##### Material supplied #####

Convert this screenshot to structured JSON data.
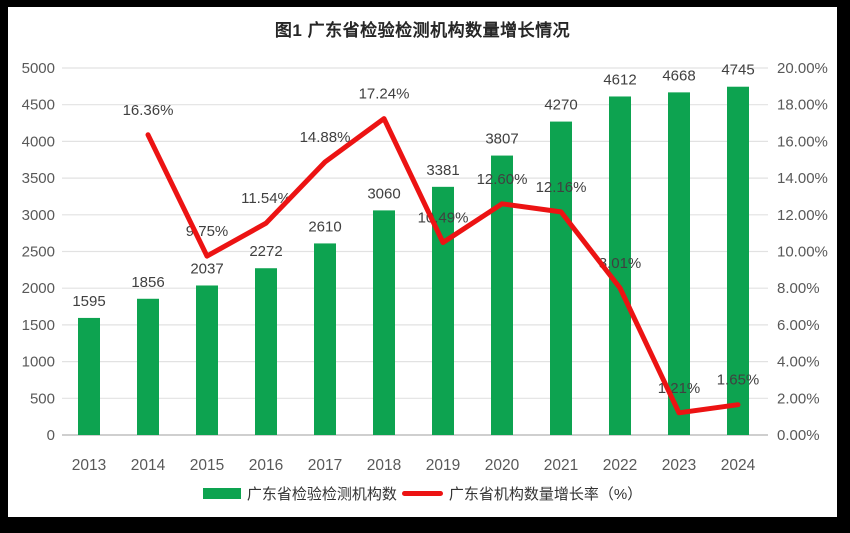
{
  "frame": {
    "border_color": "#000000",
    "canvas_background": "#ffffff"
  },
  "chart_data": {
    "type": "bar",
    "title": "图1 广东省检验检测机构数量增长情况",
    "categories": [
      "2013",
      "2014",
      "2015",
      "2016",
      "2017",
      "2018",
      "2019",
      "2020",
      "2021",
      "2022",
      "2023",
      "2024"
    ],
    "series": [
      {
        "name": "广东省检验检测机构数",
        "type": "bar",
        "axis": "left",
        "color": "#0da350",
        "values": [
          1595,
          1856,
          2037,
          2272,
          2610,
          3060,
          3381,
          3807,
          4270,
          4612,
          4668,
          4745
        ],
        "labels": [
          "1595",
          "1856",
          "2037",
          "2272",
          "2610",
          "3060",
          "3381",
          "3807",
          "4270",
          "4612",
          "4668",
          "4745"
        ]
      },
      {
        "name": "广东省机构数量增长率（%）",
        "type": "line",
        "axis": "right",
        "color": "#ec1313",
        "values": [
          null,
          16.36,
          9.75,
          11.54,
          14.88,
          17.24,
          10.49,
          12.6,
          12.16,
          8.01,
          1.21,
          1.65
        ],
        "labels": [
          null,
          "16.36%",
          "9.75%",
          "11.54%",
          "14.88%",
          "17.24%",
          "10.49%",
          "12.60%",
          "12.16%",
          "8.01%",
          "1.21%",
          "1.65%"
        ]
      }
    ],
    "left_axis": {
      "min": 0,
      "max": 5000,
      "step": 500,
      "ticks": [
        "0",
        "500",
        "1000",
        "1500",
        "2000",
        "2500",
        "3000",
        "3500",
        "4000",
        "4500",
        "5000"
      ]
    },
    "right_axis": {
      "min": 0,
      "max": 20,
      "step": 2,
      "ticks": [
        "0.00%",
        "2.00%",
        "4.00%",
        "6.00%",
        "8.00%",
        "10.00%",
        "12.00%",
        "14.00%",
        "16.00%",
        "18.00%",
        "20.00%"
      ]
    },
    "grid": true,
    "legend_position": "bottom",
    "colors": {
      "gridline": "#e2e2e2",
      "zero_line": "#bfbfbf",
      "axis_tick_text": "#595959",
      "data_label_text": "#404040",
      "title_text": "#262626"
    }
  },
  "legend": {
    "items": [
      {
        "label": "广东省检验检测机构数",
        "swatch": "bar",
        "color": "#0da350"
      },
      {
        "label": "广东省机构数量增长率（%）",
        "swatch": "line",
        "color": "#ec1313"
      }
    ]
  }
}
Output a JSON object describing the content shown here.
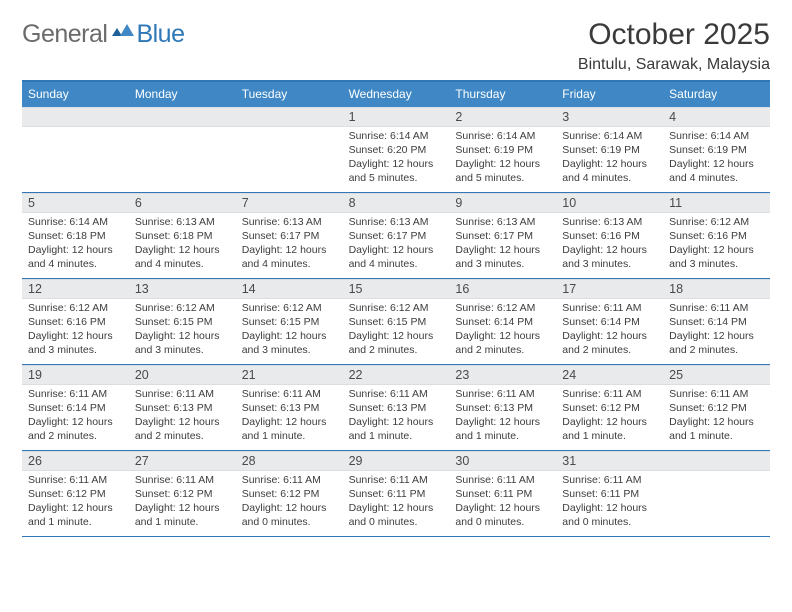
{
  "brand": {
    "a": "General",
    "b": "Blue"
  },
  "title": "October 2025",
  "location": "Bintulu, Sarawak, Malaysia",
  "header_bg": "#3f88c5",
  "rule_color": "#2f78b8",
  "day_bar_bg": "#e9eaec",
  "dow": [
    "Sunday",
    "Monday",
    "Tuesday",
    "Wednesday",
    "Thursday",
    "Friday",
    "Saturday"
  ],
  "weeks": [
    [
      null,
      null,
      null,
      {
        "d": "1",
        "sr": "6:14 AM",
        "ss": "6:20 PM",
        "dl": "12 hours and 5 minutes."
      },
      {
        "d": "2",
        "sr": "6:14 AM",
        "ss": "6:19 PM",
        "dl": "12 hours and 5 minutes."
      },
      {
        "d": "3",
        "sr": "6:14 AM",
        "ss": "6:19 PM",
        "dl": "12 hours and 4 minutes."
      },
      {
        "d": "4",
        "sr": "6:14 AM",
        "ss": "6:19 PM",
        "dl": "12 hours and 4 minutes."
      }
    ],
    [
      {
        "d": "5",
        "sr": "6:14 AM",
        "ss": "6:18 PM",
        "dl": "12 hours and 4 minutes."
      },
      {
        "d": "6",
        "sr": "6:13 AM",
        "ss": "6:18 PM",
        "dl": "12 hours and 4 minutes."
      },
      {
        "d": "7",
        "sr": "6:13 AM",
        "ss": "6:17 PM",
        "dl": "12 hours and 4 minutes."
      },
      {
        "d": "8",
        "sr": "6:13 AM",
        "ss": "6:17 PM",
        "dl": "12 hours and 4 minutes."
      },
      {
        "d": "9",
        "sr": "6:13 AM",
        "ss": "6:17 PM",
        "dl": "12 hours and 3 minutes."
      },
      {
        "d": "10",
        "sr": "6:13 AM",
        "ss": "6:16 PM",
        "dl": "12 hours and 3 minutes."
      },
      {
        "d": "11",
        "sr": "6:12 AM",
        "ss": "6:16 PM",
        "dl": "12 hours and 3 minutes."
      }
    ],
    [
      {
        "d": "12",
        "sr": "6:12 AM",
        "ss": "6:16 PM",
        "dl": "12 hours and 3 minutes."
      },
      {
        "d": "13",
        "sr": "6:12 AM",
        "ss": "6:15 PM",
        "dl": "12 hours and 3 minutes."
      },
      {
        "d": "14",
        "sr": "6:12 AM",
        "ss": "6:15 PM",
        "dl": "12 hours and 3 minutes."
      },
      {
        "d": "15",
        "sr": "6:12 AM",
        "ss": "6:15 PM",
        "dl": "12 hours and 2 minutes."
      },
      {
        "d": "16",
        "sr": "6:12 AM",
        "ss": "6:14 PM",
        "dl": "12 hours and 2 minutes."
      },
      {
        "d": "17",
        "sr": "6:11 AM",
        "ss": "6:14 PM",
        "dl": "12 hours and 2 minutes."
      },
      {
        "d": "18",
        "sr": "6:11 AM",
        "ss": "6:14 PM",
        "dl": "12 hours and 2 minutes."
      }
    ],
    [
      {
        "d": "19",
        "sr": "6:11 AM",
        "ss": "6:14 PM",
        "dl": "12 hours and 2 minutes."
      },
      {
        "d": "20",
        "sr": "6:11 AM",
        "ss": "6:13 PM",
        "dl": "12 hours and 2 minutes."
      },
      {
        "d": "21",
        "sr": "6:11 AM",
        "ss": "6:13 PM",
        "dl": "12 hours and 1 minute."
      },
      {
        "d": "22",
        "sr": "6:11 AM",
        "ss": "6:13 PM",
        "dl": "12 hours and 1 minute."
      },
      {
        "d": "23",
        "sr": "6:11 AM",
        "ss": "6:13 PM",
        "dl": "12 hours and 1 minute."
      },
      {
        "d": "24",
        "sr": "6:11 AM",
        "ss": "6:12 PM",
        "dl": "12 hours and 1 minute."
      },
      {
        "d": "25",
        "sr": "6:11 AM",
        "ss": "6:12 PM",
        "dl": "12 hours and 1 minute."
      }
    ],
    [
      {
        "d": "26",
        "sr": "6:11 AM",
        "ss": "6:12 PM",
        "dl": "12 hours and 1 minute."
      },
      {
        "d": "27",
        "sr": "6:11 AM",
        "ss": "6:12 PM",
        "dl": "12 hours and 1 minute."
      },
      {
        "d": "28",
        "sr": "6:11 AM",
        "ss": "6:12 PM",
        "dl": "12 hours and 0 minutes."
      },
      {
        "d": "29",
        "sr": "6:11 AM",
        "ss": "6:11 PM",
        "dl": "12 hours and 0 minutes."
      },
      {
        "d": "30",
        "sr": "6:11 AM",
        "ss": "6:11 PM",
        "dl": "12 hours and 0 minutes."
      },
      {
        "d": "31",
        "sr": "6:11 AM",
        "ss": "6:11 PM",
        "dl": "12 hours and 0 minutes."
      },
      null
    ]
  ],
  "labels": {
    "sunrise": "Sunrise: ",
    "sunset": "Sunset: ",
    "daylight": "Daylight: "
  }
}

#####

* [Directions] All of the entries need to be transcribed word for word; pictures are left out.

* [Output]
Convert this screenshot to structured JSON data.
{
  "frame": {
    "border_color": "#000000",
    "canvas_background": "#ffffff"
  },
  "chart_data": {
    "type": "bar",
    "title": "图1 广东省检验检测机构数量增长情况",
    "categories": [
      "2013",
      "2014",
      "2015",
      "2016",
      "2017",
      "2018",
      "2019",
      "2020",
      "2021",
      "2022",
      "2023",
      "2024"
    ],
    "series": [
      {
        "name": "广东省检验检测机构数",
        "type": "bar",
        "axis": "left",
        "color": "#0da350",
        "values": [
          1595,
          1856,
          2037,
          2272,
          2610,
          3060,
          3381,
          3807,
          4270,
          4612,
          4668,
          4745
        ],
        "labels": [
          "1595",
          "1856",
          "2037",
          "2272",
          "2610",
          "3060",
          "3381",
          "3807",
          "4270",
          "4612",
          "4668",
          "4745"
        ]
      },
      {
        "name": "广东省机构数量增长率（%）",
        "type": "line",
        "axis": "right",
        "color": "#ec1313",
        "values": [
          null,
          16.36,
          9.75,
          11.54,
          14.88,
          17.24,
          10.49,
          12.6,
          12.16,
          8.01,
          1.21,
          1.65
        ],
        "labels": [
          null,
          "16.36%",
          "9.75%",
          "11.54%",
          "14.88%",
          "17.24%",
          "10.49%",
          "12.60%",
          "12.16%",
          "8.01%",
          "1.21%",
          "1.65%"
        ]
      }
    ],
    "left_axis": {
      "min": 0,
      "max": 5000,
      "step": 500,
      "ticks": [
        "0",
        "500",
        "1000",
        "1500",
        "2000",
        "2500",
        "3000",
        "3500",
        "4000",
        "4500",
        "5000"
      ]
    },
    "right_axis": {
      "min": 0,
      "max": 20,
      "step": 2,
      "ticks": [
        "0.00%",
        "2.00%",
        "4.00%",
        "6.00%",
        "8.00%",
        "10.00%",
        "12.00%",
        "14.00%",
        "16.00%",
        "18.00%",
        "20.00%"
      ]
    },
    "grid": true,
    "legend_position": "bottom",
    "colors": {
      "gridline": "#e2e2e2",
      "zero_line": "#bfbfbf",
      "axis_tick_text": "#595959",
      "data_label_text": "#404040",
      "title_text": "#262626"
    }
  },
  "legend": {
    "items": [
      {
        "label": "广东省检验检测机构数",
        "swatch": "bar",
        "color": "#0da350"
      },
      {
        "label": "广东省机构数量增长率（%）",
        "swatch": "line",
        "color": "#ec1313"
      }
    ]
  }
}
Output a JSON object describing the content shown here.
{
  "brand": {
    "a": "General",
    "b": "Blue"
  },
  "title": "October 2025",
  "location": "Bintulu, Sarawak, Malaysia",
  "header_bg": "#3f88c5",
  "rule_color": "#2f78b8",
  "day_bar_bg": "#e9eaec",
  "dow": [
    "Sunday",
    "Monday",
    "Tuesday",
    "Wednesday",
    "Thursday",
    "Friday",
    "Saturday"
  ],
  "weeks": [
    [
      null,
      null,
      null,
      {
        "d": "1",
        "sr": "6:14 AM",
        "ss": "6:20 PM",
        "dl": "12 hours and 5 minutes."
      },
      {
        "d": "2",
        "sr": "6:14 AM",
        "ss": "6:19 PM",
        "dl": "12 hours and 5 minutes."
      },
      {
        "d": "3",
        "sr": "6:14 AM",
        "ss": "6:19 PM",
        "dl": "12 hours and 4 minutes."
      },
      {
        "d": "4",
        "sr": "6:14 AM",
        "ss": "6:19 PM",
        "dl": "12 hours and 4 minutes."
      }
    ],
    [
      {
        "d": "5",
        "sr": "6:14 AM",
        "ss": "6:18 PM",
        "dl": "12 hours and 4 minutes."
      },
      {
        "d": "6",
        "sr": "6:13 AM",
        "ss": "6:18 PM",
        "dl": "12 hours and 4 minutes."
      },
      {
        "d": "7",
        "sr": "6:13 AM",
        "ss": "6:17 PM",
        "dl": "12 hours and 4 minutes."
      },
      {
        "d": "8",
        "sr": "6:13 AM",
        "ss": "6:17 PM",
        "dl": "12 hours and 4 minutes."
      },
      {
        "d": "9",
        "sr": "6:13 AM",
        "ss": "6:17 PM",
        "dl": "12 hours and 3 minutes."
      },
      {
        "d": "10",
        "sr": "6:13 AM",
        "ss": "6:16 PM",
        "dl": "12 hours and 3 minutes."
      },
      {
        "d": "11",
        "sr": "6:12 AM",
        "ss": "6:16 PM",
        "dl": "12 hours and 3 minutes."
      }
    ],
    [
      {
        "d": "12",
        "sr": "6:12 AM",
        "ss": "6:16 PM",
        "dl": "12 hours and 3 minutes."
      },
      {
        "d": "13",
        "sr": "6:12 AM",
        "ss": "6:15 PM",
        "dl": "12 hours and 3 minutes."
      },
      {
        "d": "14",
        "sr": "6:12 AM",
        "ss": "6:15 PM",
        "dl": "12 hours and 3 minutes."
      },
      {
        "d": "15",
        "sr": "6:12 AM",
        "ss": "6:15 PM",
        "dl": "12 hours and 2 minutes."
      },
      {
        "d": "16",
        "sr": "6:12 AM",
        "ss": "6:14 PM",
        "dl": "12 hours and 2 minutes."
      },
      {
        "d": "17",
        "sr": "6:11 AM",
        "ss": "6:14 PM",
        "dl": "12 hours and 2 minutes."
      },
      {
        "d": "18",
        "sr": "6:11 AM",
        "ss": "6:14 PM",
        "dl": "12 hours and 2 minutes."
      }
    ],
    [
      {
        "d": "19",
        "sr": "6:11 AM",
        "ss": "6:14 PM",
        "dl": "12 hours and 2 minutes."
      },
      {
        "d": "20",
        "sr": "6:11 AM",
        "ss": "6:13 PM",
        "dl": "12 hours and 2 minutes."
      },
      {
        "d": "21",
        "sr": "6:11 AM",
        "ss": "6:13 PM",
        "dl": "12 hours and 1 minute."
      },
      {
        "d": "22",
        "sr": "6:11 AM",
        "ss": "6:13 PM",
        "dl": "12 hours and 1 minute."
      },
      {
        "d": "23",
        "sr": "6:11 AM",
        "ss": "6:13 PM",
        "dl": "12 hours and 1 minute."
      },
      {
        "d": "24",
        "sr": "6:11 AM",
        "ss": "6:12 PM",
        "dl": "12 hours and 1 minute."
      },
      {
        "d": "25",
        "sr": "6:11 AM",
        "ss": "6:12 PM",
        "dl": "12 hours and 1 minute."
      }
    ],
    [
      {
        "d": "26",
        "sr": "6:11 AM",
        "ss": "6:12 PM",
        "dl": "12 hours and 1 minute."
      },
      {
        "d": "27",
        "sr": "6:11 AM",
        "ss": "6:12 PM",
        "dl": "12 hours and 1 minute."
      },
      {
        "d": "28",
        "sr": "6:11 AM",
        "ss": "6:12 PM",
        "dl": "12 hours and 0 minutes."
      },
      {
        "d": "29",
        "sr": "6:11 AM",
        "ss": "6:11 PM",
        "dl": "12 hours and 0 minutes."
      },
      {
        "d": "30",
        "sr": "6:11 AM",
        "ss": "6:11 PM",
        "dl": "12 hours and 0 minutes."
      },
      {
        "d": "31",
        "sr": "6:11 AM",
        "ss": "6:11 PM",
        "dl": "12 hours and 0 minutes."
      },
      null
    ]
  ],
  "labels": {
    "sunrise": "Sunrise: ",
    "sunset": "Sunset: ",
    "daylight": "Daylight: "
  }
}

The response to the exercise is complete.